▶ _TASK INSTRUCTIONS_
Gather every line from the entries below that includes "series".

== RECORDS PROVIDED ==

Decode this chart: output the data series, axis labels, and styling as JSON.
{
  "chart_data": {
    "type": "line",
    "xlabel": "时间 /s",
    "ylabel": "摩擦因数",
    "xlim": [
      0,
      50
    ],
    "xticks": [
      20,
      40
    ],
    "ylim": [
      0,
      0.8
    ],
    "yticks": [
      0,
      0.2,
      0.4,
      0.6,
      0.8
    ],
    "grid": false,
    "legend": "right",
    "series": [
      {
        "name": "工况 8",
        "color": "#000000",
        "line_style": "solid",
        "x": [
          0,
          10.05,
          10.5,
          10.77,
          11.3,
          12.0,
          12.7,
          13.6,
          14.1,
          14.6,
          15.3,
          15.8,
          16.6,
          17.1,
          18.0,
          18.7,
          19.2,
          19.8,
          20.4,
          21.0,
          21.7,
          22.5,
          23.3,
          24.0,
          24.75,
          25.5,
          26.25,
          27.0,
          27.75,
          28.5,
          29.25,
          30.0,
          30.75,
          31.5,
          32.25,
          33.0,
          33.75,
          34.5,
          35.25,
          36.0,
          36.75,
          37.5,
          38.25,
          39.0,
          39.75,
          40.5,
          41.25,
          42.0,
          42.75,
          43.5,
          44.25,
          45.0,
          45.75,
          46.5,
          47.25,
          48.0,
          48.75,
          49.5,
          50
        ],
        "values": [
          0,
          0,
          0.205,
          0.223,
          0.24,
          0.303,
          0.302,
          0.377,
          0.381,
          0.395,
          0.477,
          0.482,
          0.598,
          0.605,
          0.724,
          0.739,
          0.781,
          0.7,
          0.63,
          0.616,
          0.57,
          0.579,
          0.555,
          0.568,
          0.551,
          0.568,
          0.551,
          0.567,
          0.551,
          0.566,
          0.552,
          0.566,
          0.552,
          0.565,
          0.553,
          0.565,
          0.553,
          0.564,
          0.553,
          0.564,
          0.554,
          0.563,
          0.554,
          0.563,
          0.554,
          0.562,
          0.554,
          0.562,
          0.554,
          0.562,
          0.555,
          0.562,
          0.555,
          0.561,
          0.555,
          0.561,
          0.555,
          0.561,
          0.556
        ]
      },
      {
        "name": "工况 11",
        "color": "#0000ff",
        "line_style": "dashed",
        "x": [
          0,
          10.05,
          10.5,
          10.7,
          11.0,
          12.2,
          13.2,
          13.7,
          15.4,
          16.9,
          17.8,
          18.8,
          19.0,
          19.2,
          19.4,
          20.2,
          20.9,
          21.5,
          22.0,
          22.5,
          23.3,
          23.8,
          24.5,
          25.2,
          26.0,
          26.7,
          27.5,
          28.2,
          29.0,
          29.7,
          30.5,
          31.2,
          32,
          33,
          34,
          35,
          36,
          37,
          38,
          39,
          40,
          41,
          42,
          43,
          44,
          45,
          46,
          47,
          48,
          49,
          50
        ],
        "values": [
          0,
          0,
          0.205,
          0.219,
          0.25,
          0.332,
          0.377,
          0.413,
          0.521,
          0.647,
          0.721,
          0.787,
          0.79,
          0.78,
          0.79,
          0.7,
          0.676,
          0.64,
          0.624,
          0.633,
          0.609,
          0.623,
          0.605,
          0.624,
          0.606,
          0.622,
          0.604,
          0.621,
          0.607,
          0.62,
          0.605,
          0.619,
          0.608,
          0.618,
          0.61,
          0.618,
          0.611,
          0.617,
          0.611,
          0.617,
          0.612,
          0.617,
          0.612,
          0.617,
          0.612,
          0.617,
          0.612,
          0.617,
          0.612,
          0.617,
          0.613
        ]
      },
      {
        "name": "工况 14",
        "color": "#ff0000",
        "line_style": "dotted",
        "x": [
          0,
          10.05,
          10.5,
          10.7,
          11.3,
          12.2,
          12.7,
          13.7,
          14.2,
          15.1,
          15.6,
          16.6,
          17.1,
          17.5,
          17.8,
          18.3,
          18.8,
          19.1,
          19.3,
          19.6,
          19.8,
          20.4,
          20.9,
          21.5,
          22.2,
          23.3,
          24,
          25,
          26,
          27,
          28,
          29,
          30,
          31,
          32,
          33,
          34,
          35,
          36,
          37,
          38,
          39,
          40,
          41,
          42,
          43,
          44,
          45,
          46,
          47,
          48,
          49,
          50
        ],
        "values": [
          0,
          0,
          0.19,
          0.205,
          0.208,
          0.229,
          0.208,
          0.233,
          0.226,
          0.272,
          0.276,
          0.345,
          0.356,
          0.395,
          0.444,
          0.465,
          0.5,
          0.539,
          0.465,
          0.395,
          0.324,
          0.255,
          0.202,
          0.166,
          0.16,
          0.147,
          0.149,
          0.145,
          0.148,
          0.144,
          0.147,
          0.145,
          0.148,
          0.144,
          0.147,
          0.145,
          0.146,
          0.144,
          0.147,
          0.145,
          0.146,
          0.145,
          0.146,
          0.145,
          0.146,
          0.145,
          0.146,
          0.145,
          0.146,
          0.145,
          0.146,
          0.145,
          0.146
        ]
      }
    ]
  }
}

===

▶ _EXERCISE OUTPUT_
Decode this chart: output the data series, axis labels, and styling as JSON.
    "series": [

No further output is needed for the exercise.